### THE INPUT

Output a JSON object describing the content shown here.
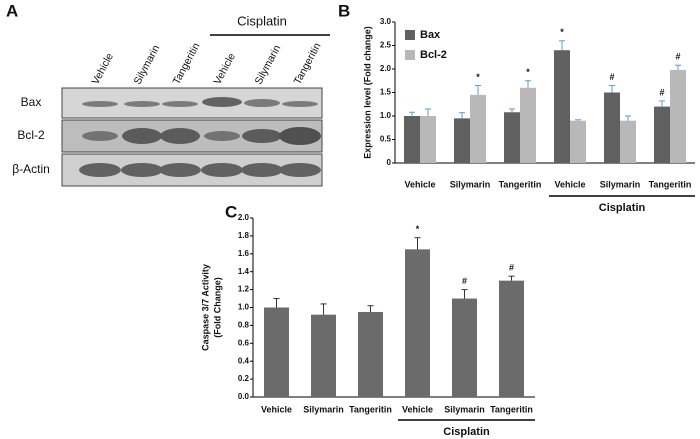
{
  "blot": {
    "panel_label": "A",
    "group_label": "Cisplatin",
    "lanes": [
      "Vehicle",
      "Silymarin",
      "Tangeritin",
      "Vehicle",
      "Silymarin",
      "Tangeritin"
    ],
    "rows": [
      "Bax",
      "Bcl-2",
      "β-Actin"
    ]
  },
  "chart_data": [
    {
      "type": "bar",
      "panel_label": "B",
      "ylabel": "Expression level (Fold change)",
      "group_label": "Cisplatin",
      "categories": [
        "Vehicle",
        "Silymarin",
        "Tangeritin",
        "Vehicle",
        "Silymarin",
        "Tangeritin"
      ],
      "series": [
        {
          "name": "Bax",
          "color": "#606060",
          "values": [
            1.0,
            0.95,
            1.08,
            2.4,
            1.5,
            1.2
          ],
          "errors": [
            0.08,
            0.12,
            0.07,
            0.2,
            0.15,
            0.12
          ],
          "annotations": [
            null,
            null,
            null,
            "*",
            "#",
            "#"
          ]
        },
        {
          "name": "Bcl-2",
          "color": "#b8b8b8",
          "values": [
            1.0,
            1.45,
            1.6,
            0.9,
            0.9,
            1.98
          ],
          "errors": [
            0.15,
            0.2,
            0.15,
            0.02,
            0.1,
            0.1
          ],
          "annotations": [
            null,
            "*",
            "*",
            null,
            null,
            "#"
          ]
        }
      ],
      "ylim": [
        0,
        3
      ],
      "yticks": [
        0,
        0.5,
        {
          "value": 1,
          "label": "1.0"
        },
        1.5,
        {
          "value": 2,
          "label": "2.0"
        },
        2.5,
        {
          "value": 3,
          "label": "3.0"
        }
      ],
      "legend": "top-left"
    },
    {
      "type": "bar",
      "panel_label": "C",
      "ylabel": [
        "Caspase 3/7 Activity",
        "(Fold Change)"
      ],
      "group_label": "Cisplatin",
      "categories": [
        "Vehicle",
        "Silymarin",
        "Tangeritin",
        "Vehicle",
        "Silymarin",
        "Tangeritin"
      ],
      "color": "#6b6b6b",
      "values": [
        1.0,
        0.92,
        0.95,
        1.65,
        1.1,
        1.3
      ],
      "errors": [
        0.1,
        0.12,
        0.07,
        0.13,
        0.1,
        0.05
      ],
      "annotations": [
        null,
        null,
        null,
        "*",
        "#",
        "#"
      ],
      "ylim": [
        0,
        2
      ],
      "yticks": [
        {
          "value": 0,
          "label": "0.0"
        },
        0.2,
        0.4,
        0.6,
        0.8,
        {
          "value": 1,
          "label": "1.0"
        },
        1.2,
        1.4,
        1.6,
        1.8,
        {
          "value": 2,
          "label": "2.0"
        }
      ]
    }
  ]
}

######

» **TASK GOAL**
From the listing above, copy every line that includes the word "color".

» **ANSWER BELOW**
          "color": "#606060",
          "color": "#b8b8b8",
      "color": "#6b6b6b",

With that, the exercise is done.